### Do this
Carry none of the pictures over; set down the material below exactly.

### Extracted material
-------------------------

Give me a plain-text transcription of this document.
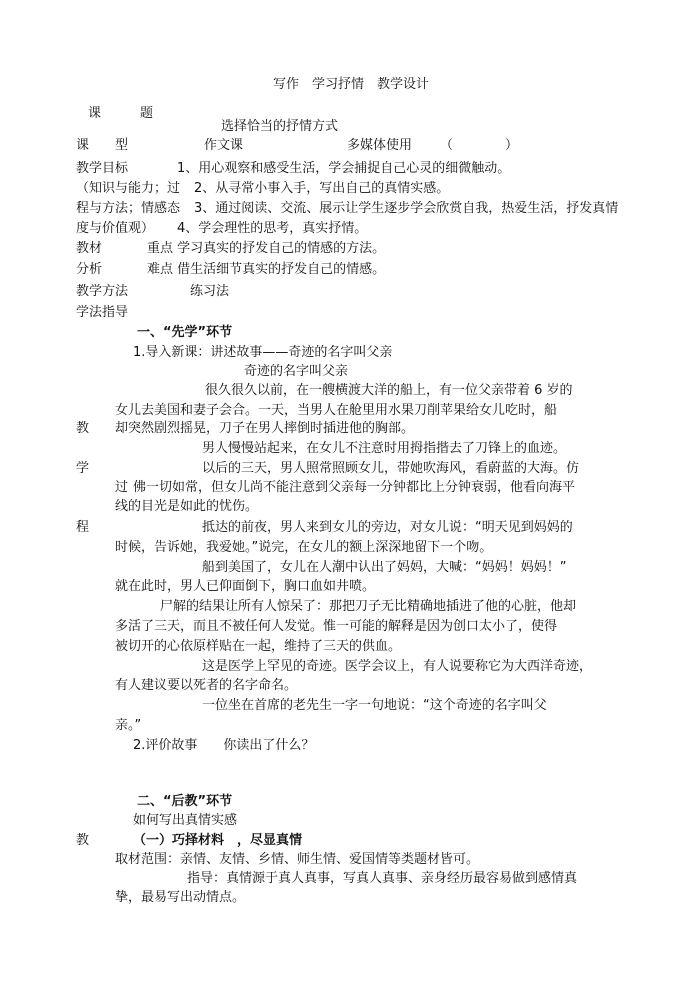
写作　学习抒情　教学设计
课　　　题
选择恰当的抒情方式
课　　型	作文课	多媒体使用 （　　　　）
教学目标
（知识与能力；过
程与方法；情感态
度与价值观）
1、用心观察和感受生活，学会捕捉自己心灵的细微触动。
2、从寻常小事入手，写出自己的真情实感。
3、通过阅读、交流、展示让学生逐步学会欣赏自我，热爱生活，抒发真情
4、学会理性的思考，真实抒情。
教材	重点 学习真实的抒发自己的情感的方法。
分析	难点 借生活细节真实的抒发自己的情感。
教学方法	练习法
学法指导
一、“先学”环节
1.导入新课：讲述故事——奇迹的名字叫父亲
奇迹的名字叫父亲
很久很久以前，在一艘横渡大洋的船上，有一位父亲带着 6 岁的
女儿去美国和妻子会合。一天，当男人在舱里用水果刀削苹果给女儿吃时，船
却突然剧烈摇晃，刀子在男人摔倒时插进他的胸部。
教
男人慢慢站起来，在女儿不注意时用拇指揩去了刀锋上的血迹。
学	以后的三天，男人照常照顾女儿，带她吹海风，看蔚蓝的大海。仿
过 佛一切如常，但女儿尚不能注意到父亲每一分钟都比上分钟衰弱，他看向海平
线的目光是如此的忧伤。
程	抵达的前夜，男人来到女儿的旁边，对女儿说：“明天见到妈妈的
时候，告诉她，我爱她。”说完，在女儿的额上深深地留下一个吻。
船到美国了，女儿在人潮中认出了妈妈，大喊：“妈妈！妈妈！”
就在此时，男人已仰面倒下，胸口血如井喷。
尸解的结果让所有人惊呆了：那把刀子无比精确地插进了他的心脏，他却
多活了三天，而且不被任何人发觉。惟一可能的解释是因为创口太小了，使得
被切开的心依原样贴在一起，维持了三天的供血。
这是医学上罕见的奇迹。医学会议上，有人说要称它为大西洋奇迹，
有人建议要以死者的名字命名。
一位坐在首席的老先生一字一句地说：“这个奇迹的名字叫父
亲。”
2.评价故事　　你读出了什么？
二、“后教”环节
如何写出真情实感
教	（一）巧择材料　，尽显真情
取材范围：亲情、友情、乡情、师生情、爱国情等类题材皆可。
指导：真情源于真人真事，写真人真事、亲身经历最容易做到感情真
挚，最易写出动情点。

-------------------------

### Complete response
Give me a plain-text transcription of this document.
写作　学习抒情　教学设计
课　　　题
选择恰当的抒情方式
课　　型	作文课	多媒体使用 （　　　　）
教学目标
（知识与能力；过
程与方法；情感态
度与价值观）
1、用心观察和感受生活，学会捕捉自己心灵的细微触动。
2、从寻常小事入手，写出自己的真情实感。
3、通过阅读、交流、展示让学生逐步学会欣赏自我，热爱生活，抒发真情
4、学会理性的思考，真实抒情。
教材	重点 学习真实的抒发自己的情感的方法。
分析	难点 借生活细节真实的抒发自己的情感。
教学方法	练习法
学法指导
一、“先学”环节
1.导入新课：讲述故事——奇迹的名字叫父亲
奇迹的名字叫父亲
很久很久以前，在一艘横渡大洋的船上，有一位父亲带着 6 岁的
女儿去美国和妻子会合。一天，当男人在舱里用水果刀削苹果给女儿吃时，船
却突然剧烈摇晃，刀子在男人摔倒时插进他的胸部。
教
男人慢慢站起来，在女儿不注意时用拇指揩去了刀锋上的血迹。
学	以后的三天，男人照常照顾女儿，带她吹海风，看蔚蓝的大海。仿
过 佛一切如常，但女儿尚不能注意到父亲每一分钟都比上分钟衰弱，他看向海平
线的目光是如此的忧伤。
程	抵达的前夜，男人来到女儿的旁边，对女儿说：“明天见到妈妈的
时候，告诉她，我爱她。”说完，在女儿的额上深深地留下一个吻。
船到美国了，女儿在人潮中认出了妈妈，大喊：“妈妈！妈妈！”
就在此时，男人已仰面倒下，胸口血如井喷。
尸解的结果让所有人惊呆了：那把刀子无比精确地插进了他的心脏，他却
多活了三天，而且不被任何人发觉。惟一可能的解释是因为创口太小了，使得
被切开的心依原样贴在一起，维持了三天的供血。
这是医学上罕见的奇迹。医学会议上，有人说要称它为大西洋奇迹，
有人建议要以死者的名字命名。
一位坐在首席的老先生一字一句地说：“这个奇迹的名字叫父
亲。”
2.评价故事　　你读出了什么？
二、“后教”环节
如何写出真情实感
教	（一）巧择材料　，尽显真情
取材范围：亲情、友情、乡情、师生情、爱国情等类题材皆可。
指导：真情源于真人真事，写真人真事、亲身经历最容易做到感情真
挚，最易写出动情点。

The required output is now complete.